Stated problem:
Take the material and output all of it exactly.
##### Supplied data #####
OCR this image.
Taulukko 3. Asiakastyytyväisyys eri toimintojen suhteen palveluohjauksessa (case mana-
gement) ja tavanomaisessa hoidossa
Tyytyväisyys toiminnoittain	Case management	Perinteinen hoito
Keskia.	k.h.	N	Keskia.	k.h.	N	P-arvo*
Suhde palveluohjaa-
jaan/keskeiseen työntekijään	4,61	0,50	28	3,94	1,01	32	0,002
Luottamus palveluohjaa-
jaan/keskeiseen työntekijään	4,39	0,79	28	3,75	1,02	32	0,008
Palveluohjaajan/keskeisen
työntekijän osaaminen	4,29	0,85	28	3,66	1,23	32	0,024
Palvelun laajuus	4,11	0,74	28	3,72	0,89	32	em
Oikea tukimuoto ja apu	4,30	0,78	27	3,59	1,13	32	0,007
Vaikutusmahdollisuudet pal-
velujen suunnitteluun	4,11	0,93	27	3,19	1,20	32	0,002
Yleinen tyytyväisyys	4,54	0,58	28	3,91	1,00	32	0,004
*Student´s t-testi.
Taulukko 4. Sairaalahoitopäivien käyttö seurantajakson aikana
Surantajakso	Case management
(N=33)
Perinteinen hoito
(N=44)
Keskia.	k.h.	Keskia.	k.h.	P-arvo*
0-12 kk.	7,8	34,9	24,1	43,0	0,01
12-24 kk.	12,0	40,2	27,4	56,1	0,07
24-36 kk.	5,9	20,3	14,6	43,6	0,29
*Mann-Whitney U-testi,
#####
The solution:
OCR this image.
Taulukko 3. Asiakastyytyväisyys eri toimintojen suhteen palveluohjauksessa (case mana-
gement) ja tavanomaisessa hoidossa
Tyytyväisyys toiminnoittain	Case management	Perinteinen hoito
Keskia.	k.h.	N	Keskia.	k.h.	N	P-arvo*
Suhde palveluohjaa-
jaan/keskeiseen työntekijään	4,61	0,50	28	3,94	1,01	32	0,002
Luottamus palveluohjaa-
jaan/keskeiseen työntekijään	4,39	0,79	28	3,75	1,02	32	0,008
Palveluohjaajan/keskeisen
työntekijän osaaminen	4,29	0,85	28	3,66	1,23	32	0,024
Palvelun laajuus	4,11	0,74	28	3,72	0,89	32	em
Oikea tukimuoto ja apu	4,30	0,78	27	3,59	1,13	32	0,007
Vaikutusmahdollisuudet pal-
velujen suunnitteluun	4,11	0,93	27	3,19	1,20	32	0,002
Yleinen tyytyväisyys	4,54	0,58	28	3,91	1,00	32	0,004
*Student´s t-testi.
Taulukko 4. Sairaalahoitopäivien käyttö seurantajakson aikana
Surantajakso	Case management
(N=33)
Perinteinen hoito
(N=44)
Keskia.	k.h.	Keskia.	k.h.	P-arvo*
0-12 kk.	7,8	34,9	24,1	43,0	0,01
12-24 kk.	12,0	40,2	27,4	56,1	0,07
24-36 kk.	5,9	20,3	14,6	43,6	0,29
*Mann-Whitney U-testi,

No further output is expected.